• **Instructions to follow**
Find the lines of data that contain the string "name", then list them.
>> BEGIN Input rows
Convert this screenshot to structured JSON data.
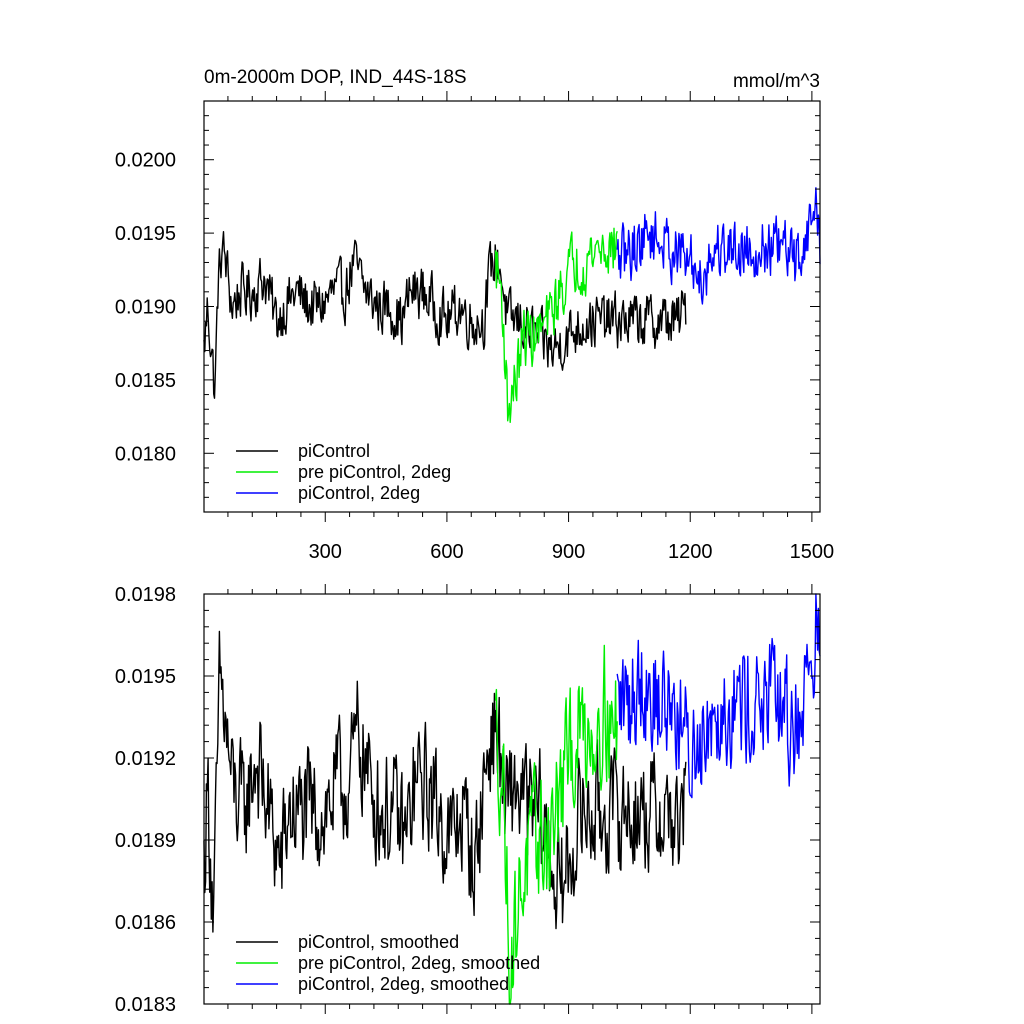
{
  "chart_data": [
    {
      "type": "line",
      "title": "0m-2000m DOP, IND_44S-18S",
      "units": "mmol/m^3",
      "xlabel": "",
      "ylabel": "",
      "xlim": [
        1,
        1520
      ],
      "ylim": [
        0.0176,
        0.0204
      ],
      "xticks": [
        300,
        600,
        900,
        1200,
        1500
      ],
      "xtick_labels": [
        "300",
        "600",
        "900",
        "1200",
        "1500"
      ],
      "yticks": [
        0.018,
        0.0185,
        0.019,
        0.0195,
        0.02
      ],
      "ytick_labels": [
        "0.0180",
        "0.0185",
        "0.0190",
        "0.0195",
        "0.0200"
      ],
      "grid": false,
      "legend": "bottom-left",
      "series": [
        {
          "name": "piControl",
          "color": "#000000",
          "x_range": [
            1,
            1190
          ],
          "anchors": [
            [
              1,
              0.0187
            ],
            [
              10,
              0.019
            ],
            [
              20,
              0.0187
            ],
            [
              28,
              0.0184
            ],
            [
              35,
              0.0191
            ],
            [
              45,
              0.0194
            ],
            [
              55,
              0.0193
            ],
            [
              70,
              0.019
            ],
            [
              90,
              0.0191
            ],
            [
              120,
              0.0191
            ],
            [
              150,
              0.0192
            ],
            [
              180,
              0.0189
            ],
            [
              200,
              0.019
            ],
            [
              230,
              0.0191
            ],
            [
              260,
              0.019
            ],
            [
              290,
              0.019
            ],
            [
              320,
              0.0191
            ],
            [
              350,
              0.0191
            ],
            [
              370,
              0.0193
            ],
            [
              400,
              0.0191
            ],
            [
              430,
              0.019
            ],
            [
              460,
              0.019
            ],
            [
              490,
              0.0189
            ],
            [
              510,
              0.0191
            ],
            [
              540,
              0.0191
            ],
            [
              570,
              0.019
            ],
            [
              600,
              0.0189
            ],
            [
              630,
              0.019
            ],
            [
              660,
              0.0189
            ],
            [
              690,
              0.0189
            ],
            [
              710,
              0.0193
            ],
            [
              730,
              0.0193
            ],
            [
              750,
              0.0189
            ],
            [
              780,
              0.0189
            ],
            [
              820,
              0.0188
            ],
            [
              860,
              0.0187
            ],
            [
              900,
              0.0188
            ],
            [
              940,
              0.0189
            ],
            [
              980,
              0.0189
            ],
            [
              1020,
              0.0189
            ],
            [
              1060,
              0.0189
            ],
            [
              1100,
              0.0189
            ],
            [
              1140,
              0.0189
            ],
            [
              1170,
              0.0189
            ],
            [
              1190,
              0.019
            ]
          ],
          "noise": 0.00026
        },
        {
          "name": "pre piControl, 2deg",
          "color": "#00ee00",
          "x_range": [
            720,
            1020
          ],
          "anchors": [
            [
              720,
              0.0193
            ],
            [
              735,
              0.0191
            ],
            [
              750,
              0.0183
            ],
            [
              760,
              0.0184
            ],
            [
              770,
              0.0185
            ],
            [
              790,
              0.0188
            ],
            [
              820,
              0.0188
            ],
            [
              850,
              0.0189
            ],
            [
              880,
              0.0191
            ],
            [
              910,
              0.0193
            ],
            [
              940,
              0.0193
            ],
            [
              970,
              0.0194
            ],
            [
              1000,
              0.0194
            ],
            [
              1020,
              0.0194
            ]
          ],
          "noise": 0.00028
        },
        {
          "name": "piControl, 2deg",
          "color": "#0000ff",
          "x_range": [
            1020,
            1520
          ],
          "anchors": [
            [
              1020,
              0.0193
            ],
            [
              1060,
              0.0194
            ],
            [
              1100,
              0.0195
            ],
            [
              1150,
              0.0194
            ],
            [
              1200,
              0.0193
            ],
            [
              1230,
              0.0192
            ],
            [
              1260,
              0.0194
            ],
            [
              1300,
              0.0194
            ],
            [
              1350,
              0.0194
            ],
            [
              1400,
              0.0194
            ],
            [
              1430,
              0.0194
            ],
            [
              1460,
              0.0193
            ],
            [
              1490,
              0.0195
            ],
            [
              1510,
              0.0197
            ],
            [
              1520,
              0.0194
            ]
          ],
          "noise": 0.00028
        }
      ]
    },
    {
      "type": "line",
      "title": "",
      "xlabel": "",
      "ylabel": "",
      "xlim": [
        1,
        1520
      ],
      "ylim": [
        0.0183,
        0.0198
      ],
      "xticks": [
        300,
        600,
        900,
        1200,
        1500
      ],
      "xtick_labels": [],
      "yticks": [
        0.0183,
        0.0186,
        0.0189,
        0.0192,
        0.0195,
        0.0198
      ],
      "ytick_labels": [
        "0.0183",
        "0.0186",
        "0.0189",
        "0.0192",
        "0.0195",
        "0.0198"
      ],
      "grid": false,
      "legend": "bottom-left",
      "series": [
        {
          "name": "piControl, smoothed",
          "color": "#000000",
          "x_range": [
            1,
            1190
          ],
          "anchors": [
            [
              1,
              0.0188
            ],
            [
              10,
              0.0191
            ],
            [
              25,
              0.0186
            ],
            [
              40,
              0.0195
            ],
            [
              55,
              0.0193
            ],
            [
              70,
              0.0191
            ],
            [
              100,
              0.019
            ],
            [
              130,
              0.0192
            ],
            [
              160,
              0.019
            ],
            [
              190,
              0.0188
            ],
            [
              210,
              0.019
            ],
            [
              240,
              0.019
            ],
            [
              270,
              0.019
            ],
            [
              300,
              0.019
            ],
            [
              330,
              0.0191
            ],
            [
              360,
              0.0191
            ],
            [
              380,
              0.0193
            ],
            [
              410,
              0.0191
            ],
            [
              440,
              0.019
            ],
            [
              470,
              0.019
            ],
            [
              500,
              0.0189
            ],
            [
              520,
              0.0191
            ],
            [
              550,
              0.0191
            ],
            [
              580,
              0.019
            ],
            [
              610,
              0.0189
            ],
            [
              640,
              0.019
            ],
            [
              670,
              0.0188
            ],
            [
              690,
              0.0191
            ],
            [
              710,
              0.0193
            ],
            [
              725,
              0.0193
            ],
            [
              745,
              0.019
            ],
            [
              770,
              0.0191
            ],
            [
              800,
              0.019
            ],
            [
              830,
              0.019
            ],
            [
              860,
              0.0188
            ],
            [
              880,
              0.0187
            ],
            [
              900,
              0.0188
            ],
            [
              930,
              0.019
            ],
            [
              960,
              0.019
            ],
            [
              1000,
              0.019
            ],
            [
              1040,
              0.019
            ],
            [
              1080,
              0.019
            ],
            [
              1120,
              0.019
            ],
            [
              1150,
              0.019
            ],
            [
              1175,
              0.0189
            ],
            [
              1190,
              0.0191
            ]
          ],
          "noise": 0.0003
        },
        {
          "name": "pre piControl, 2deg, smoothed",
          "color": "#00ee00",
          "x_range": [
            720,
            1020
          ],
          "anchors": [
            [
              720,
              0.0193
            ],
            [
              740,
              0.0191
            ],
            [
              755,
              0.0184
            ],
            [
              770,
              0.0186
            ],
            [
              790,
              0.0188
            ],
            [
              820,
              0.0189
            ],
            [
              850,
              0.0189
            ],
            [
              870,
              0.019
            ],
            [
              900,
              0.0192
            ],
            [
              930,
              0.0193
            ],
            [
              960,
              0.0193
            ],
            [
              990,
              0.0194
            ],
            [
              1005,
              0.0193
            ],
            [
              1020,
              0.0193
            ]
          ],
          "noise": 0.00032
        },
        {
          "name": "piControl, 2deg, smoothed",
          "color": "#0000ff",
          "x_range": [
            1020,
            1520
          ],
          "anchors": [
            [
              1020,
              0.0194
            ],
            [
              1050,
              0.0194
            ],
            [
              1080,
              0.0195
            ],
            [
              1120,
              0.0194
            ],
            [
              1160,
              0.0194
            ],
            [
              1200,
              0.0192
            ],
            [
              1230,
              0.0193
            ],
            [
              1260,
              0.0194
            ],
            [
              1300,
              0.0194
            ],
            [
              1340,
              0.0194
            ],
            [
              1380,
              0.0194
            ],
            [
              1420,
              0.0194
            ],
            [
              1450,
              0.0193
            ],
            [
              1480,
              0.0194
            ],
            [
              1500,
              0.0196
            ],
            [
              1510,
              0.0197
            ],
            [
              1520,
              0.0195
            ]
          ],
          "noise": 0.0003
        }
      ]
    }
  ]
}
>> END Input rows
• **Written answer**
          "name": "piControl",
          "name": "pre piControl, 2deg",
          "name": "piControl, 2deg",
          "name": "piControl, smoothed",
          "name": "pre piControl, 2deg, smoothed",
          "name": "piControl, 2deg, smoothed",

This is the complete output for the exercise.